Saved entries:

#####

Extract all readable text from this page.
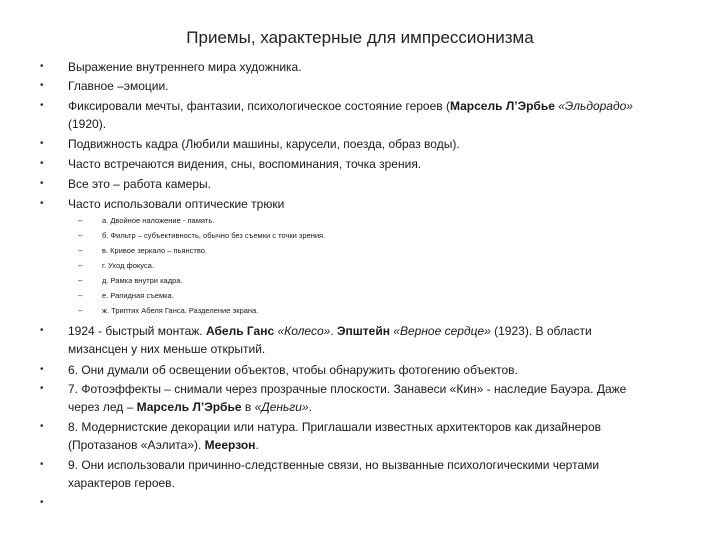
Приемы, характерные для импрессионизма
• Выражение внутреннего мира художника.
• Главное –эмоции.
• Фиксировали мечты, фантазии, психологическое состояние героев (Марсель Л’Эрбье «Эльдорадо»
(1920).
• Подвижность кадра (Любили машины, карусели, поезда, образ воды).
• Часто встречаются видения, сны, воспоминания, точка зрения.
• Все это – работа камеры.
• Часто использовали оптические трюки
–	а. Двойное наложение - память.
–	б. Фильтр – субъективность, обычно без съемки с точки зрения.
–	в. Кривое зеркало – пьянство.
–	г. Уход фокуса.
–	д. Рамка внутри кадра.
–	е. Рапидная съемка.
–	ж. Триптих Абеля Ганса. Разделение экрана.
• 1924 - быстрый монтаж. Абель Ганс «Колесо». Эпштейн «Верное сердце» (1923). В области
мизансцен у них меньше открытий.
• 6. Они думали об освещении объектов, чтобы обнаружить фотогению объектов.
• 7. Фотоэффекты – снимали через прозрачные плоскости. Занавеси «Кин» - наследие Бауэра. Даже
через лед – Марсель Л’Эрбье в «Деньги».
• 8. Модернистские декорации или натура. Приглашали известных архитекторов как дизайнеров
(Протазанов «Аэлита»). Меерзон.
• 9. Они использовали причинно-следственные связи, но вызванные психологическими чертами
характеров героев.
•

#####

EXERCISE DETAILS: Can you retype every record above exactly, leaving out the pictures?

REPLY TO THE EXERCISE:
Extract all readable text from this page.
Приемы, характерные для импрессионизма
• Выражение внутреннего мира художника.
• Главное –эмоции.
• Фиксировали мечты, фантазии, психологическое состояние героев (Марсель Л’Эрбье «Эльдорадо»
(1920).
• Подвижность кадра (Любили машины, карусели, поезда, образ воды).
• Часто встречаются видения, сны, воспоминания, точка зрения.
• Все это – работа камеры.
• Часто использовали оптические трюки
–	а. Двойное наложение - память.
–	б. Фильтр – субъективность, обычно без съемки с точки зрения.
–	в. Кривое зеркало – пьянство.
–	г. Уход фокуса.
–	д. Рамка внутри кадра.
–	е. Рапидная съемка.
–	ж. Триптих Абеля Ганса. Разделение экрана.
• 1924 - быстрый монтаж. Абель Ганс «Колесо». Эпштейн «Верное сердце» (1923). В области
мизансцен у них меньше открытий.
• 6. Они думали об освещении объектов, чтобы обнаружить фотогению объектов.
• 7. Фотоэффекты – снимали через прозрачные плоскости. Занавеси «Кин» - наследие Бауэра. Даже
через лед – Марсель Л’Эрбье в «Деньги».
• 8. Модернистские декорации или натура. Приглашали известных архитекторов как дизайнеров
(Протазанов «Аэлита»). Меерзон.
• 9. Они использовали причинно-следственные связи, но вызванные психологическими чертами
характеров героев.
•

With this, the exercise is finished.